§ **Work to be completed**
Which lines hold the word "NetGaming"? Copy each of them from the material.

# Start of Input material

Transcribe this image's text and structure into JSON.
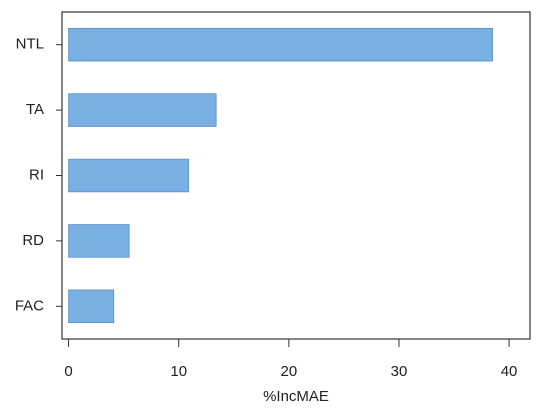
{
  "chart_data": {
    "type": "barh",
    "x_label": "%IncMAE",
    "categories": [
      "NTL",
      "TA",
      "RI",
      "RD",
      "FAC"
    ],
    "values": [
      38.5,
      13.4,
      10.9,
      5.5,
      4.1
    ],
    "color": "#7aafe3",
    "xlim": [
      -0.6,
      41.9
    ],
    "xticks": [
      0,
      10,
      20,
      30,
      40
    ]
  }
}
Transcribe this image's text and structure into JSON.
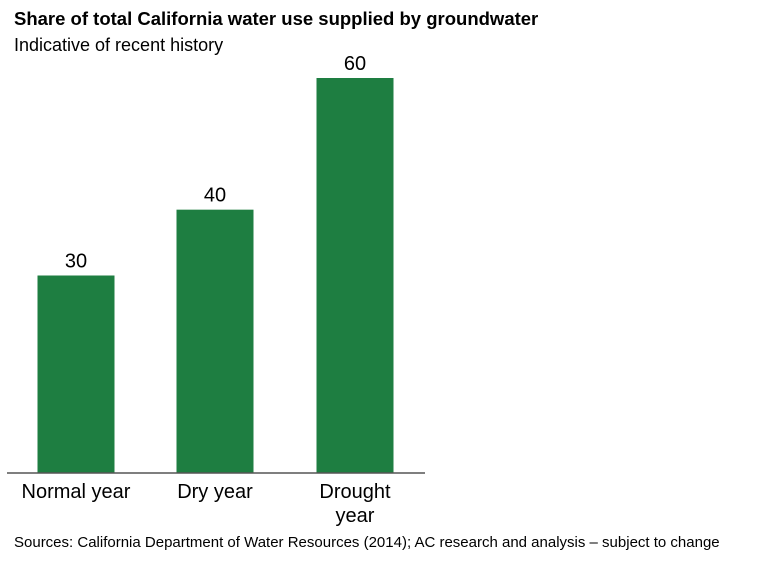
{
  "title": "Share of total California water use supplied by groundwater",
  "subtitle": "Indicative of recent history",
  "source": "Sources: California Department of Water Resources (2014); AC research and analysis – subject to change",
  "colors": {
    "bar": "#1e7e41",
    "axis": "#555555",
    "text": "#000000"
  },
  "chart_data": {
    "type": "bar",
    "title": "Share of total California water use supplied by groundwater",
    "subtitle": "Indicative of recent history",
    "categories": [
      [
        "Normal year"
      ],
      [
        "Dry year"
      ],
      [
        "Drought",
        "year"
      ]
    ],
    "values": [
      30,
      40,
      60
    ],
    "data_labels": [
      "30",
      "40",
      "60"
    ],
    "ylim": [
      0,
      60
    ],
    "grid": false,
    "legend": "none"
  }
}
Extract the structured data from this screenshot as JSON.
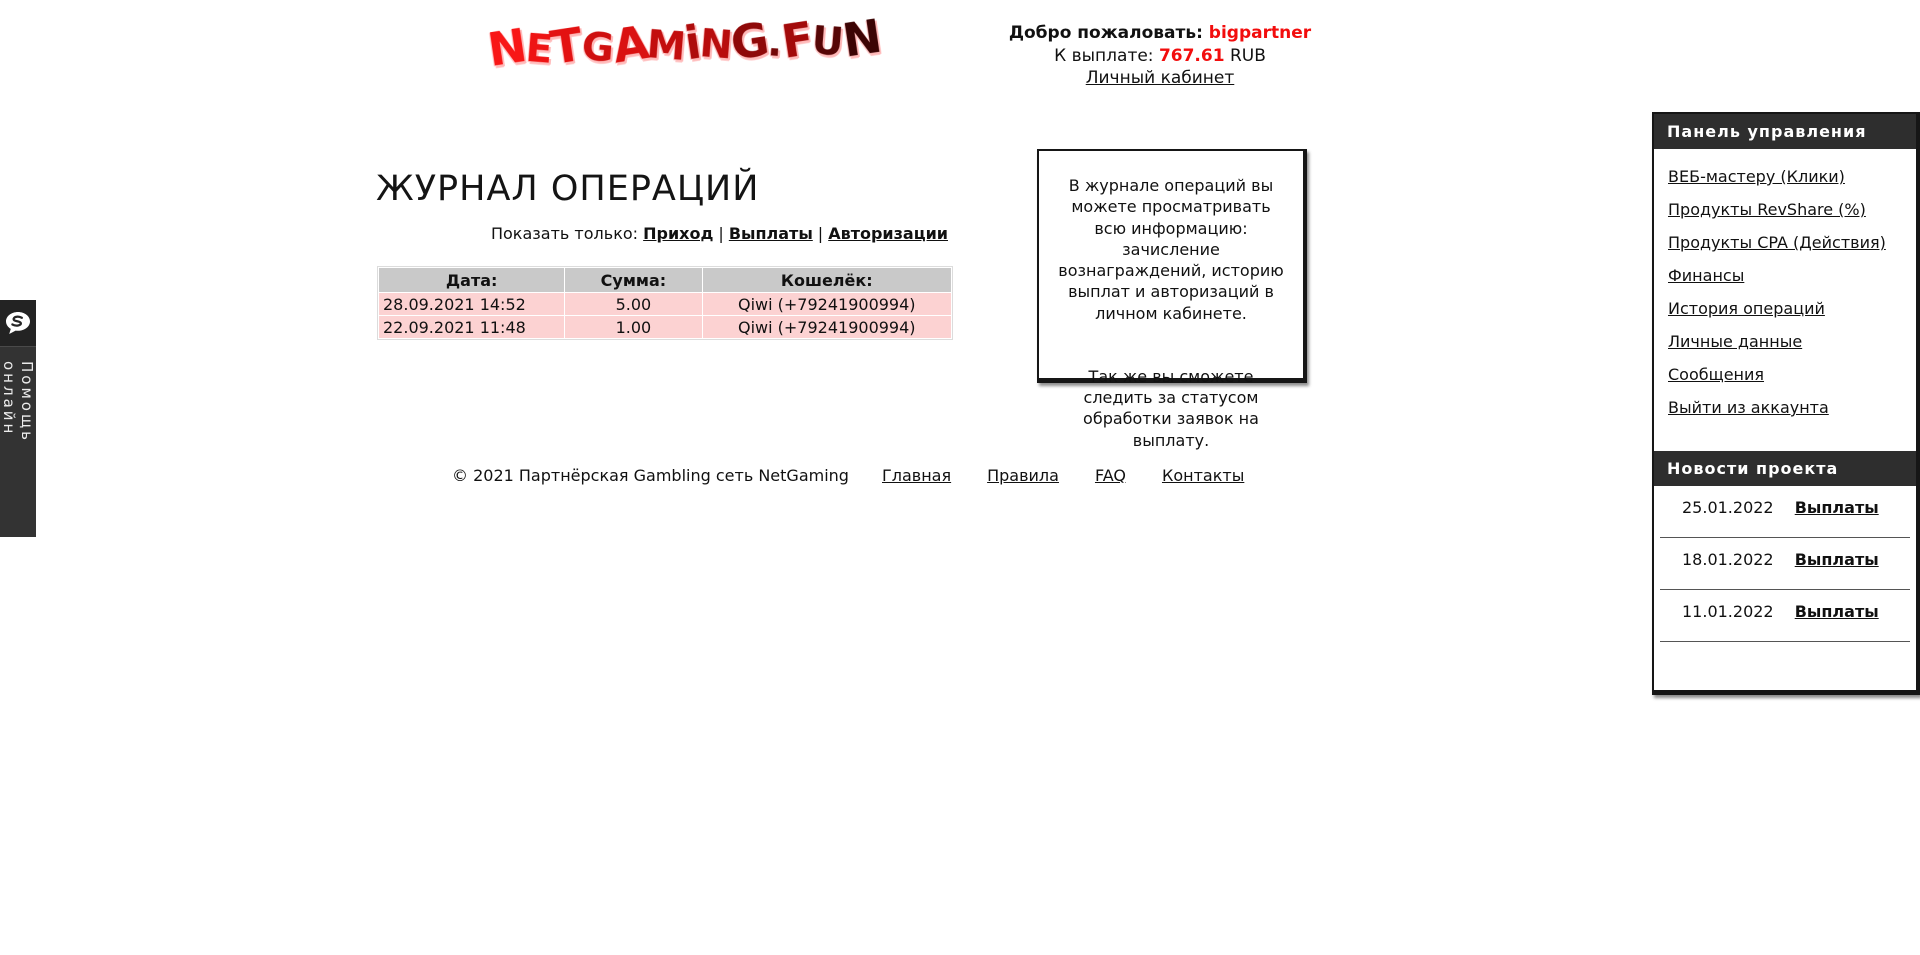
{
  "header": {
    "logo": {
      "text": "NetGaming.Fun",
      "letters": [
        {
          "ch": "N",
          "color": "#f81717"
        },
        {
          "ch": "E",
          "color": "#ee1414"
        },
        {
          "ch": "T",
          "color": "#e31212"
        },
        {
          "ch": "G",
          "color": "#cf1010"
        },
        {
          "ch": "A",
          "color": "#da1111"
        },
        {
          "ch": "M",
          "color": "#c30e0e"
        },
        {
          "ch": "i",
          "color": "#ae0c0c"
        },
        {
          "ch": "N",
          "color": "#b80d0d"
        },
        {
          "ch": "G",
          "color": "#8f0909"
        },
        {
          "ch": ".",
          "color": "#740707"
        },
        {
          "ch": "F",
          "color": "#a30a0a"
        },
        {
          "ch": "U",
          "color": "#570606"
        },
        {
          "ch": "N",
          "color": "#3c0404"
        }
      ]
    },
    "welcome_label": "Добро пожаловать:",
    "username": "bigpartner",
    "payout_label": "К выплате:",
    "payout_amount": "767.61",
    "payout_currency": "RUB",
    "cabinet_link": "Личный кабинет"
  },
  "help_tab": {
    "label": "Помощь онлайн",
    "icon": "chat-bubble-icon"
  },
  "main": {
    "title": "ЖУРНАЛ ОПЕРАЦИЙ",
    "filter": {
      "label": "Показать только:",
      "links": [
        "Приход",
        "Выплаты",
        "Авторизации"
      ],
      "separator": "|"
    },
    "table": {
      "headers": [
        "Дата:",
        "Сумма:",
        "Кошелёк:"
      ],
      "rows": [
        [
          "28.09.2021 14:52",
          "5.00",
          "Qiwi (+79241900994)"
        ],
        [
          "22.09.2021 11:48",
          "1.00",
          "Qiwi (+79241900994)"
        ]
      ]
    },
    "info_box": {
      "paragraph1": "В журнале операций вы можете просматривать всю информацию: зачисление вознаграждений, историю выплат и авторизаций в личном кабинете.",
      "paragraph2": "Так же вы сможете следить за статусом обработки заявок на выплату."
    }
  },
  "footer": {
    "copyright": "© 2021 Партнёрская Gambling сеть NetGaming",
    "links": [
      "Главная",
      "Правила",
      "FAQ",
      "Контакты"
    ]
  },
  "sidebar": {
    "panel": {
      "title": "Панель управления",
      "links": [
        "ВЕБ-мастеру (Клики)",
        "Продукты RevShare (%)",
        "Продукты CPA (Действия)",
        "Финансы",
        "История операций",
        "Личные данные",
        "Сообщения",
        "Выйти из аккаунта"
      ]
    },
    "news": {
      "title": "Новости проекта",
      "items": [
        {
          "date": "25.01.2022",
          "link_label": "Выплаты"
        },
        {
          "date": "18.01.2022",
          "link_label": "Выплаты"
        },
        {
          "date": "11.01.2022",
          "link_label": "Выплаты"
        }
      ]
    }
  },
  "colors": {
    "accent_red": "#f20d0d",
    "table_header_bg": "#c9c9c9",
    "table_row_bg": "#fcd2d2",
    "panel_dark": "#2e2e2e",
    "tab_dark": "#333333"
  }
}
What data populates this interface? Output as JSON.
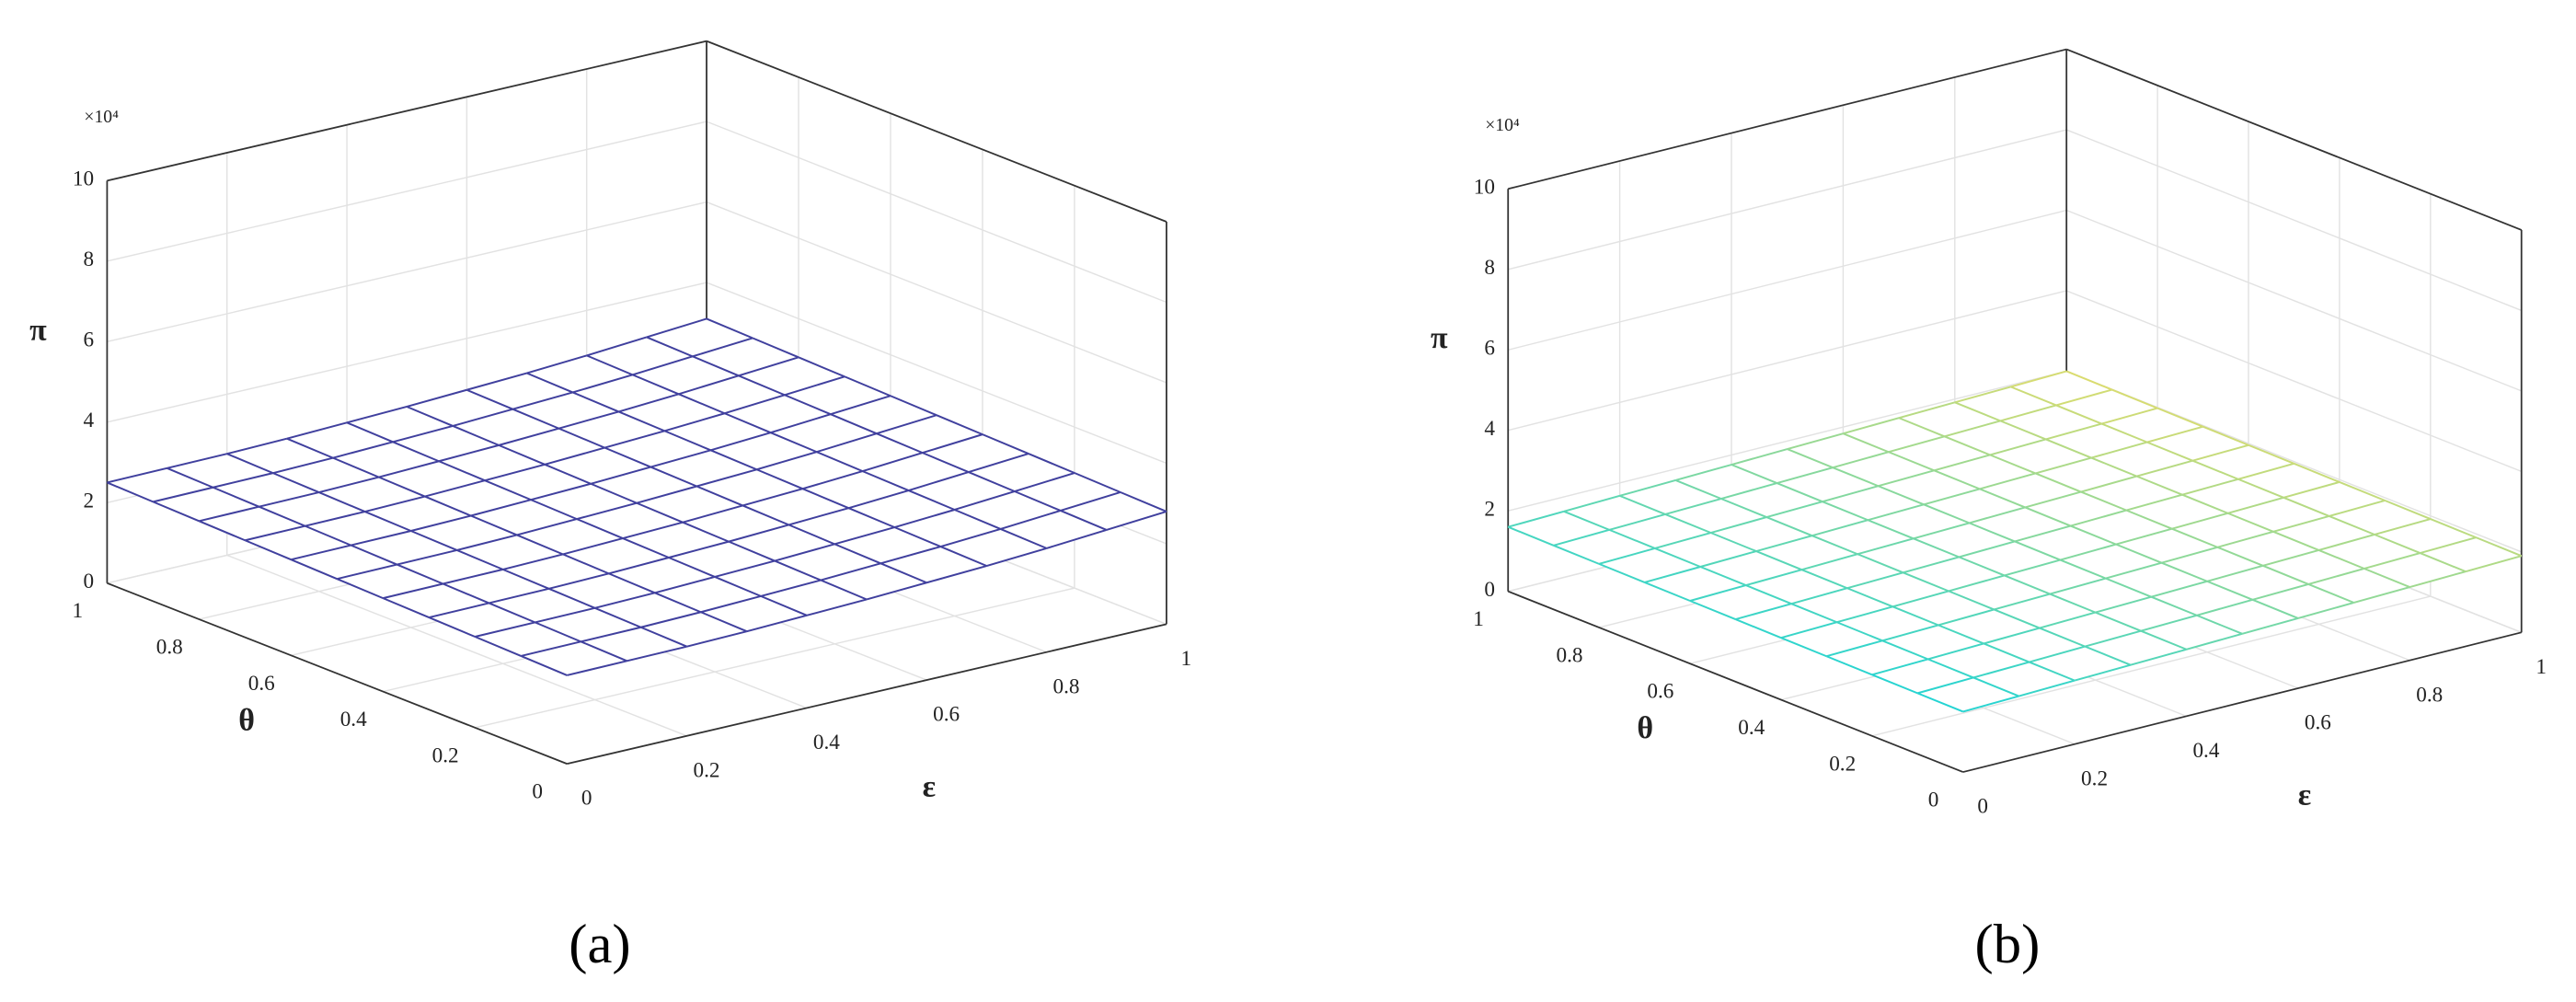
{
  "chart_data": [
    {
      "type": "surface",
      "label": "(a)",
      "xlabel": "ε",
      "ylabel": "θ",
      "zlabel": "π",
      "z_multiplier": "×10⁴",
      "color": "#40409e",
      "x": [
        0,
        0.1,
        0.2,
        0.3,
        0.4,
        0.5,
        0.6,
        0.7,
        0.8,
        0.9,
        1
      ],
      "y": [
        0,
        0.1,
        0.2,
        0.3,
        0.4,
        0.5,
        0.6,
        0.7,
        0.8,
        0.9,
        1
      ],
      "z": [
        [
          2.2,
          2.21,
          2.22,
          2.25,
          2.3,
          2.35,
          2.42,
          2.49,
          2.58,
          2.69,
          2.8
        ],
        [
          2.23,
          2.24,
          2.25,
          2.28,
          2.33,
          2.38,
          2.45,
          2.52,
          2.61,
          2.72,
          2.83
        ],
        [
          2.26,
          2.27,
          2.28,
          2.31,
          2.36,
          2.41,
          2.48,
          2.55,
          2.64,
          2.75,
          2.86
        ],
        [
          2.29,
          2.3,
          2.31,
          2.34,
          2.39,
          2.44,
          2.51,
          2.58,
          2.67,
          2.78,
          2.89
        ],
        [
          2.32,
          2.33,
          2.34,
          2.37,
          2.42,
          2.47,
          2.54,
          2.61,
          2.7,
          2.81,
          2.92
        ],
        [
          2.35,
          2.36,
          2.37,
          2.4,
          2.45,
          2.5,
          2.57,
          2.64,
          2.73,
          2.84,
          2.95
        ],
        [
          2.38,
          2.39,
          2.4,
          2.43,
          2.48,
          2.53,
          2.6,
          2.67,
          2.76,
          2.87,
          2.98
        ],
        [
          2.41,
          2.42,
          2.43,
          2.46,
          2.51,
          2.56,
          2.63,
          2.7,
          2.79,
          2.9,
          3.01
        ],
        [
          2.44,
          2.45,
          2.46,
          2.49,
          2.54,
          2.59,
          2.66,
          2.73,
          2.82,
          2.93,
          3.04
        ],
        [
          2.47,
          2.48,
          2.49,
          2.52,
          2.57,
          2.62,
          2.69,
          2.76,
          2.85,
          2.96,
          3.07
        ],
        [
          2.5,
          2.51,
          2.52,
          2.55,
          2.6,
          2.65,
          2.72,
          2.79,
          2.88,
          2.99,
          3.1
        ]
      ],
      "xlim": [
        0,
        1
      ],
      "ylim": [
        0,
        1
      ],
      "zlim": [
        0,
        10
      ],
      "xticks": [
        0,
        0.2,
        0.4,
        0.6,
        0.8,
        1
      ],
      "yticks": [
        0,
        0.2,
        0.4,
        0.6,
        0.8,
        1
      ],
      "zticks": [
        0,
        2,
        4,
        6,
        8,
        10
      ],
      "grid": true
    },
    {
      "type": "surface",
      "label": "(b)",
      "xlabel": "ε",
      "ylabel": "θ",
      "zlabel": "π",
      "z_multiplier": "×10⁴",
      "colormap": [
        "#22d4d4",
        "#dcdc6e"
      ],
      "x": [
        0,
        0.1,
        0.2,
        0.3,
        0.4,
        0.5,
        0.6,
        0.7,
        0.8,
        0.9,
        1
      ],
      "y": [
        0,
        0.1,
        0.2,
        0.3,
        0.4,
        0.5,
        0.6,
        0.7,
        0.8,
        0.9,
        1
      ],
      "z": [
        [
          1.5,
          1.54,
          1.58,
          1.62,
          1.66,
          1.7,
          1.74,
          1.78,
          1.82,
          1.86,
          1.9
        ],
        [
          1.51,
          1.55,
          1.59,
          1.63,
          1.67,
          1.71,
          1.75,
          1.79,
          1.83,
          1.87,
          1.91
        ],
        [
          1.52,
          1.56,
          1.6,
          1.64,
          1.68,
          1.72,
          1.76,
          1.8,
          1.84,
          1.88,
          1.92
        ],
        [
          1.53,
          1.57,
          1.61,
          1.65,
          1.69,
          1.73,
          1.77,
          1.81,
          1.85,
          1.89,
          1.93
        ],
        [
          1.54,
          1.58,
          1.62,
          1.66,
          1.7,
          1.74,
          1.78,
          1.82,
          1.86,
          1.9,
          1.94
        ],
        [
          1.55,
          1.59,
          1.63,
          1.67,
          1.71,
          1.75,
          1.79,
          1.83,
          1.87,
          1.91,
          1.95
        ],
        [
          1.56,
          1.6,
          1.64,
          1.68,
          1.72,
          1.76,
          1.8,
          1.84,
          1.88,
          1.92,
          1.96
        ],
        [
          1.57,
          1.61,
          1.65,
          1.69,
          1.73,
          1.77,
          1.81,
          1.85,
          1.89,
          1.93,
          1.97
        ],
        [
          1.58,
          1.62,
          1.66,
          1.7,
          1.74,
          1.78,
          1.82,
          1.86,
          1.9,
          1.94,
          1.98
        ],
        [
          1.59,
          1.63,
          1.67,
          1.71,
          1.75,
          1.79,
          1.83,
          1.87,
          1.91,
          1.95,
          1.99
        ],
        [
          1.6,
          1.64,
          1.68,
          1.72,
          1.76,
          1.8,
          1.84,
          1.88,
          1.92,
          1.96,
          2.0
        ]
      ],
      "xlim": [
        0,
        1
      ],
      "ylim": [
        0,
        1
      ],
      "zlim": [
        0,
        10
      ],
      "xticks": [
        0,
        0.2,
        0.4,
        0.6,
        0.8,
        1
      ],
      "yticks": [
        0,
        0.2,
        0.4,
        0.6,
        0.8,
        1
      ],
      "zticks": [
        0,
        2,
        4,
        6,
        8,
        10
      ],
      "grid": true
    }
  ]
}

# End of Input material

§ **Final answer**
      "text": "NetGaming.Fun",
    "copyright": "© 2021 Партнёрская Gambling сеть NetGaming",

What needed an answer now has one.